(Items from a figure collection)
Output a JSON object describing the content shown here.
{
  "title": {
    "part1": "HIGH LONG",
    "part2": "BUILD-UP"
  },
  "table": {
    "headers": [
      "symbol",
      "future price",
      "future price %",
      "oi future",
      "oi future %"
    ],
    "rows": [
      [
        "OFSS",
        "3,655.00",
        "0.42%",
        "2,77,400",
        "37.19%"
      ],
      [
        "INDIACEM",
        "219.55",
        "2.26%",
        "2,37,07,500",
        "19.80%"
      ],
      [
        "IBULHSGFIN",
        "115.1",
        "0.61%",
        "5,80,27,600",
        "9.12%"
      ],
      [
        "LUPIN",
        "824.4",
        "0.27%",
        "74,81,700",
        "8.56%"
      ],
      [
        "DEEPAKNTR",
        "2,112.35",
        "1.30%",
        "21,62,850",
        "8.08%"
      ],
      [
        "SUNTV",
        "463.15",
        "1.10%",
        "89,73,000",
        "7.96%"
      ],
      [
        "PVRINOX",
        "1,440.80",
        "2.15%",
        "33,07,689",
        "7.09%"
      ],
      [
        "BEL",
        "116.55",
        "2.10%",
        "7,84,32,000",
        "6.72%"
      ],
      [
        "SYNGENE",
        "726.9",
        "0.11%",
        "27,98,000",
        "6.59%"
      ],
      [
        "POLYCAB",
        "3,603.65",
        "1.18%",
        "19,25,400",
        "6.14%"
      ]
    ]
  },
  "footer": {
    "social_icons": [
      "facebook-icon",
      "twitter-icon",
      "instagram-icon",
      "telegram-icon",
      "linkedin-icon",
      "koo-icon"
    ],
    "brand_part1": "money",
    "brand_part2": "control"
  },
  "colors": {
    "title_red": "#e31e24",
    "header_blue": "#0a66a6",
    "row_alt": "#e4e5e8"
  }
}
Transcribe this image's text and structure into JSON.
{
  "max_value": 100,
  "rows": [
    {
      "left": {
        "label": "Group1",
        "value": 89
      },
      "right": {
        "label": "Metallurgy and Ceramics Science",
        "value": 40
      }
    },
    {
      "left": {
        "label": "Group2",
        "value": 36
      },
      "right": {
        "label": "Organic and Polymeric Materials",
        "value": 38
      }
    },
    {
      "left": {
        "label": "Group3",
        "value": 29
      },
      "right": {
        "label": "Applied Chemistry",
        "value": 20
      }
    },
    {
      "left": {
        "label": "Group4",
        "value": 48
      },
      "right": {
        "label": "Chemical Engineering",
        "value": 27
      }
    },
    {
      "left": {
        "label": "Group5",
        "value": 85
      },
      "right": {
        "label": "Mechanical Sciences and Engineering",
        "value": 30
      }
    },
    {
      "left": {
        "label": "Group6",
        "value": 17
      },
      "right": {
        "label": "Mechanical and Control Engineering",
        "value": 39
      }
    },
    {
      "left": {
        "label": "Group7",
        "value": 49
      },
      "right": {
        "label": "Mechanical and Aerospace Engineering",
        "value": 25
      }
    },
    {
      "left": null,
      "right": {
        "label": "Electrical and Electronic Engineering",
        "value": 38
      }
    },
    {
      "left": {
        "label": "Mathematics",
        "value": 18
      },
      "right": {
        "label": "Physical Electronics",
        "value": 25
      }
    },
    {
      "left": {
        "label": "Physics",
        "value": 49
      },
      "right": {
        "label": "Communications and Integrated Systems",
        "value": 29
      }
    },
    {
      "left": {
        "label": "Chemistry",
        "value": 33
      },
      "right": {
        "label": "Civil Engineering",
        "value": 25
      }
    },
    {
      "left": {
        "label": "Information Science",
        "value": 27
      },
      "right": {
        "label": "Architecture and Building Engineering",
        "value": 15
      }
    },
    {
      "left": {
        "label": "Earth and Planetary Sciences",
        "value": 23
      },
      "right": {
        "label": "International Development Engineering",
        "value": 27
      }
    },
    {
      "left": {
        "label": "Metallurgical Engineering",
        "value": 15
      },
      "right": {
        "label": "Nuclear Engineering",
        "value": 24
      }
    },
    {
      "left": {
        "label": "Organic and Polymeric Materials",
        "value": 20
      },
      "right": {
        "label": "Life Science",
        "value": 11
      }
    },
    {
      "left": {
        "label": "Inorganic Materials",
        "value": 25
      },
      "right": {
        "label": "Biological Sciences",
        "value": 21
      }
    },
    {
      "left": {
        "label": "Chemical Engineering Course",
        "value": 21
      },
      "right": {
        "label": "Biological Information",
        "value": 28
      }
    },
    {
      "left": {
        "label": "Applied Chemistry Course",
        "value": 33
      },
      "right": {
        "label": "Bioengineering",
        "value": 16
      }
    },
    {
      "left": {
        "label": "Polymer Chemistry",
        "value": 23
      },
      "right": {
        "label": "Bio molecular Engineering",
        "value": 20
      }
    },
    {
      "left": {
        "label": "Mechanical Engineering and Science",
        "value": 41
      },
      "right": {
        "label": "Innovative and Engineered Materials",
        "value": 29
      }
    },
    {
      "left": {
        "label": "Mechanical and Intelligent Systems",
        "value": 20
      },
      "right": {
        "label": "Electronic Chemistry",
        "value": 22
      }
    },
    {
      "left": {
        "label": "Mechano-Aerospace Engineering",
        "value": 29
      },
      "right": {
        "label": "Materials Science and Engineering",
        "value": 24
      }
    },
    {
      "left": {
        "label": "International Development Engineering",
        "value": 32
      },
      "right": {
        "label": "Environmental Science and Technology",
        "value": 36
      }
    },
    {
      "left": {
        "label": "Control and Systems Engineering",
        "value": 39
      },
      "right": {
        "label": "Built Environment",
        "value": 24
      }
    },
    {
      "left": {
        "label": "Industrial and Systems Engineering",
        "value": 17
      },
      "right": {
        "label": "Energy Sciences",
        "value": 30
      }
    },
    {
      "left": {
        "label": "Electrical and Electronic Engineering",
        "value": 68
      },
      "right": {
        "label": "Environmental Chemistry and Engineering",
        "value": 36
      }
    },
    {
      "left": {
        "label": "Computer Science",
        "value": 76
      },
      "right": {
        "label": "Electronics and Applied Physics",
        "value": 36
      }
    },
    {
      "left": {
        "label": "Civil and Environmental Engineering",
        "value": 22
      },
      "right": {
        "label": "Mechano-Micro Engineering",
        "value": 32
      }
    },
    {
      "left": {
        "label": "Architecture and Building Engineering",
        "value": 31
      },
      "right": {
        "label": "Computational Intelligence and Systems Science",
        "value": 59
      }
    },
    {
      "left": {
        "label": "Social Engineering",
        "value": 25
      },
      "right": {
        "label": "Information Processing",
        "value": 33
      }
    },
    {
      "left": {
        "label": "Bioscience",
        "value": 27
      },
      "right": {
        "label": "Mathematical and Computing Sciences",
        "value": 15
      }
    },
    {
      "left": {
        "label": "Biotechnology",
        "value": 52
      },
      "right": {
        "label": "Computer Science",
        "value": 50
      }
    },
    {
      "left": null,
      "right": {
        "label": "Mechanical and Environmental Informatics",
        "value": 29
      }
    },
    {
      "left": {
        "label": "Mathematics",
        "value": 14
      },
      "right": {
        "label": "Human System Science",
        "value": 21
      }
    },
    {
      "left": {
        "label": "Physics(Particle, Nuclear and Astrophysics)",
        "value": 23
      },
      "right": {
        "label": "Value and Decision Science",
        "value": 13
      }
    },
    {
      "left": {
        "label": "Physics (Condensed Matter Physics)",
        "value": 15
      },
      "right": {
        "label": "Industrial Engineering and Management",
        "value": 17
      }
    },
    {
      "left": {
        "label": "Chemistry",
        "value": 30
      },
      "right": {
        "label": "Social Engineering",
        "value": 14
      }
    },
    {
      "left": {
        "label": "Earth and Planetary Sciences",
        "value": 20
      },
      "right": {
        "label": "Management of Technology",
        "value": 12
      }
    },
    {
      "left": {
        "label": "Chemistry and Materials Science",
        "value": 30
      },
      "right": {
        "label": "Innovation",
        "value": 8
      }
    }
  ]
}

TO DO: Choose all lines containing the string "Information" and copy them out.

RESPONSE:
        "label": "Information Science",
        "label": "Biological Information",
        "label": "Information Processing",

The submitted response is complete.